Task objective: Select from the data all lines with the word "Local".

Information provided:
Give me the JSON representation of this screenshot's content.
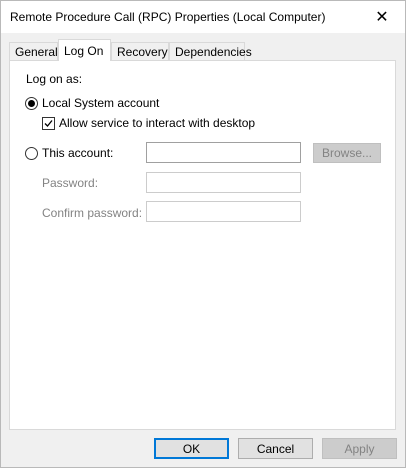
{
  "window": {
    "title": "Remote Procedure Call (RPC) Properties (Local Computer)",
    "close_glyph": "✕"
  },
  "tabs": [
    {
      "label": "General"
    },
    {
      "label": "Log On"
    },
    {
      "label": "Recovery"
    },
    {
      "label": "Dependencies"
    }
  ],
  "logon": {
    "heading": "Log on as:",
    "local_system_label": "Local System account",
    "interact_desktop_label": "Allow service to interact with desktop",
    "this_account_label": "This account:",
    "account_value": "",
    "browse_label": "Browse...",
    "password_label": "Password:",
    "password_value": "",
    "confirm_label": "Confirm password:",
    "confirm_value": ""
  },
  "buttons": {
    "ok": "OK",
    "cancel": "Cancel",
    "apply": "Apply"
  }
}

Solved exercise:
    "title": "Remote Procedure Call (RPC) Properties (Local Computer)",
    "local_system_label": "Local System account",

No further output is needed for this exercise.